----- Data listing -----

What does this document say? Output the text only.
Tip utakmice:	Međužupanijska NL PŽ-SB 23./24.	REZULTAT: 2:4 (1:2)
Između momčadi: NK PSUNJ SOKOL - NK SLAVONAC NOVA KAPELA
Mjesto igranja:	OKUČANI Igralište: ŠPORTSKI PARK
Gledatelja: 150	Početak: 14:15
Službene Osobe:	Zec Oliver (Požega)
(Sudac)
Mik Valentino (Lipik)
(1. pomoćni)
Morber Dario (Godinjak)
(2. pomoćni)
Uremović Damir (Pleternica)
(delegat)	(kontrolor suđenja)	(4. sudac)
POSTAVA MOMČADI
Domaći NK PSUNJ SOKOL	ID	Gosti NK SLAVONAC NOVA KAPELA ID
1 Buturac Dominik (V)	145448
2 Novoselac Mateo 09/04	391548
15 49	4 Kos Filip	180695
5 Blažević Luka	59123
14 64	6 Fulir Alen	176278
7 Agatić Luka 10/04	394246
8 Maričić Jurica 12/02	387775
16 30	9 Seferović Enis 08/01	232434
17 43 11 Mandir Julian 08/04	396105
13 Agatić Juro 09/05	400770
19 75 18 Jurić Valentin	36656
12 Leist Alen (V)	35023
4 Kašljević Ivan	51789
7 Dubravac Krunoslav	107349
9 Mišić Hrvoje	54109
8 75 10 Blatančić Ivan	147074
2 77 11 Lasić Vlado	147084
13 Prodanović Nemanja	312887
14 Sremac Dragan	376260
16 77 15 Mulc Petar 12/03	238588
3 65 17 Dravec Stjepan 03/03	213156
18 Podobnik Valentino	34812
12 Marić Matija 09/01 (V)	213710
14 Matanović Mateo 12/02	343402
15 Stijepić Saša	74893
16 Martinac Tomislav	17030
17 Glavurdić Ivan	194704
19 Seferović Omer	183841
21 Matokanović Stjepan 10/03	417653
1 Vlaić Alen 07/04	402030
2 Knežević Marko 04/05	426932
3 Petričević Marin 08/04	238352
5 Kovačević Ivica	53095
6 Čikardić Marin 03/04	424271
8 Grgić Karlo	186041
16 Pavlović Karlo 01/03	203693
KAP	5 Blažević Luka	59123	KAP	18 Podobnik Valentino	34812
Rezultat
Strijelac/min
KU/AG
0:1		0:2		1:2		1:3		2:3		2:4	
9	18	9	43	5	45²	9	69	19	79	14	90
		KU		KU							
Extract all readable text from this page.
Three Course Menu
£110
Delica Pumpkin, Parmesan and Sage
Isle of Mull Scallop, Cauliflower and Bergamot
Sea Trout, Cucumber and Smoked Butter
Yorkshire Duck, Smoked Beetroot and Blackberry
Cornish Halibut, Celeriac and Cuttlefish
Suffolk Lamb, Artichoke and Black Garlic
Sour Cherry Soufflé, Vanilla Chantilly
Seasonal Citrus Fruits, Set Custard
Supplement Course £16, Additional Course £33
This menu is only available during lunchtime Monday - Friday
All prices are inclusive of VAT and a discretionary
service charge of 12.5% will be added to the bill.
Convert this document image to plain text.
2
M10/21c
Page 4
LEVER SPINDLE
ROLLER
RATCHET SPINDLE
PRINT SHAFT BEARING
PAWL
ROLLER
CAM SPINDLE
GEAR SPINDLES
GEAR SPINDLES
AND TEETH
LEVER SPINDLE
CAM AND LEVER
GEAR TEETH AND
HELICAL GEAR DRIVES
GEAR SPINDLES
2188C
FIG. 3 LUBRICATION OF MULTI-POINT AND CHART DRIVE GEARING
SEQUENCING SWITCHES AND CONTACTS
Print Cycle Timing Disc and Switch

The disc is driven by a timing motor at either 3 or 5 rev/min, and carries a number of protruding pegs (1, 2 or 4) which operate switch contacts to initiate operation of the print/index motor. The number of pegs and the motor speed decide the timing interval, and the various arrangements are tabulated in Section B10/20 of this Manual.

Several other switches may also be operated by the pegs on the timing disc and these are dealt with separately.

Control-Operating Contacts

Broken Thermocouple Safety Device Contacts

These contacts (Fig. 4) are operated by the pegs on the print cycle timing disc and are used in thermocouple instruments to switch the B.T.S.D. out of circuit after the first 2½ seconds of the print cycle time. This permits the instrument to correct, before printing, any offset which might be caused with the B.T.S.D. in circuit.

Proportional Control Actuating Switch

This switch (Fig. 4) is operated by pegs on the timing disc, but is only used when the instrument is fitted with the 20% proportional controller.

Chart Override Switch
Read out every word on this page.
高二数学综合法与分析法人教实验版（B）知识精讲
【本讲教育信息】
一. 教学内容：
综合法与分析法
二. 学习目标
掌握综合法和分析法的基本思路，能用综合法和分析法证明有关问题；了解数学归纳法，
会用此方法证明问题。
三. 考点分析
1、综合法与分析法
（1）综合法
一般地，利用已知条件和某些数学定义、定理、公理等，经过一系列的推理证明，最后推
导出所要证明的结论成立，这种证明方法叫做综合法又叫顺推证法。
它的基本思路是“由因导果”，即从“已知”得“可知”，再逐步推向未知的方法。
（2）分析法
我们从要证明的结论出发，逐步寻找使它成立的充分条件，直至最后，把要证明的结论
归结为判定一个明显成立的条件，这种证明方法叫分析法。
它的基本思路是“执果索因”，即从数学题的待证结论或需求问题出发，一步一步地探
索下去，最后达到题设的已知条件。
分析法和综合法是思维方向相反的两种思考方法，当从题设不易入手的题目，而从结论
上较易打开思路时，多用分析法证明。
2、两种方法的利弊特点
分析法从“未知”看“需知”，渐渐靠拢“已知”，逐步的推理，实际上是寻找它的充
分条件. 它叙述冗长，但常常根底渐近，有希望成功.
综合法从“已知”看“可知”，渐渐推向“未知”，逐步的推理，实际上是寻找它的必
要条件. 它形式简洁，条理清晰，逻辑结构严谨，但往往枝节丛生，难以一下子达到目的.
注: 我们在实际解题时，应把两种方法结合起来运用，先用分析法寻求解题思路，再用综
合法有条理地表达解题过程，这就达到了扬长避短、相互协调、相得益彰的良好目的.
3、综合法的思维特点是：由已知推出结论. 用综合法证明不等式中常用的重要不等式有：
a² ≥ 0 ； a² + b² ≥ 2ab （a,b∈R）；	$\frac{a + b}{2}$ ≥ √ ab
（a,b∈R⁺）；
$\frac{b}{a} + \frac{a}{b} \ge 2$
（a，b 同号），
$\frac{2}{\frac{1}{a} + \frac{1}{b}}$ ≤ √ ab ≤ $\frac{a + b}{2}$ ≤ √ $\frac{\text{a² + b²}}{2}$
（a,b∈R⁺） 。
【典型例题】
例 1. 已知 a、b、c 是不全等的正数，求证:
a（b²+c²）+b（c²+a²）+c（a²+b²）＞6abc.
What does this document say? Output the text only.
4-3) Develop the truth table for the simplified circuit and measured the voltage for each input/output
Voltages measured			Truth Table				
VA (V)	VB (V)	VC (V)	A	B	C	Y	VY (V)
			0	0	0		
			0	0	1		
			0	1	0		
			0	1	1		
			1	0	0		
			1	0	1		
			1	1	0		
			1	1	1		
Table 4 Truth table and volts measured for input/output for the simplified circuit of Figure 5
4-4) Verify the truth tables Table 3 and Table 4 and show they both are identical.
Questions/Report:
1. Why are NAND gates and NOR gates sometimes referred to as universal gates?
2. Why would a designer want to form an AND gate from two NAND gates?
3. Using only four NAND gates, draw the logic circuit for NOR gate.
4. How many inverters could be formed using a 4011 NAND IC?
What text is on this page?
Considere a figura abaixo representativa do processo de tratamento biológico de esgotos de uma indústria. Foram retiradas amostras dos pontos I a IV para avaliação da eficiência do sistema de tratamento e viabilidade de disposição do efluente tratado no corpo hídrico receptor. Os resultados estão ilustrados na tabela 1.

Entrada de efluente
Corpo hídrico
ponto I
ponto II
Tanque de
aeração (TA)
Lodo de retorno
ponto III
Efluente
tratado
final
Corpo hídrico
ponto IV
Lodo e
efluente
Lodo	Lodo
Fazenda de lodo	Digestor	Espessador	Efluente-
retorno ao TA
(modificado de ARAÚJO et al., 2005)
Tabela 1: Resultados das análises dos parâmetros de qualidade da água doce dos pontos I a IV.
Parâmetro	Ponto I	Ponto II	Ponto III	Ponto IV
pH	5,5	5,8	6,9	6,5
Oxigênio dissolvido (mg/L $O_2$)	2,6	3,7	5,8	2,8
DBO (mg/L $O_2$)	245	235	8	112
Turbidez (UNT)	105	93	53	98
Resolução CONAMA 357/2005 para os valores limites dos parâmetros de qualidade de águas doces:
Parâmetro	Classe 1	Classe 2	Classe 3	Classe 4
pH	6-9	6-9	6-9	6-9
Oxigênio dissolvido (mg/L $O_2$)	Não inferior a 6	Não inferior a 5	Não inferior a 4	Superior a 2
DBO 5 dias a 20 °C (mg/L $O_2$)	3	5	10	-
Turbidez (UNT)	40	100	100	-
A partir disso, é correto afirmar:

-----

• **Exercise instructions**
Which lines above contain the word "qualidade"? Copy each of them.

• **The result**
Tabela 1: Resultados das análises dos parâmetros de qualidade da água doce dos pontos I a IV.
Resolução CONAMA 357/2005 para os valores limites dos parâmetros de qualidade de águas doces:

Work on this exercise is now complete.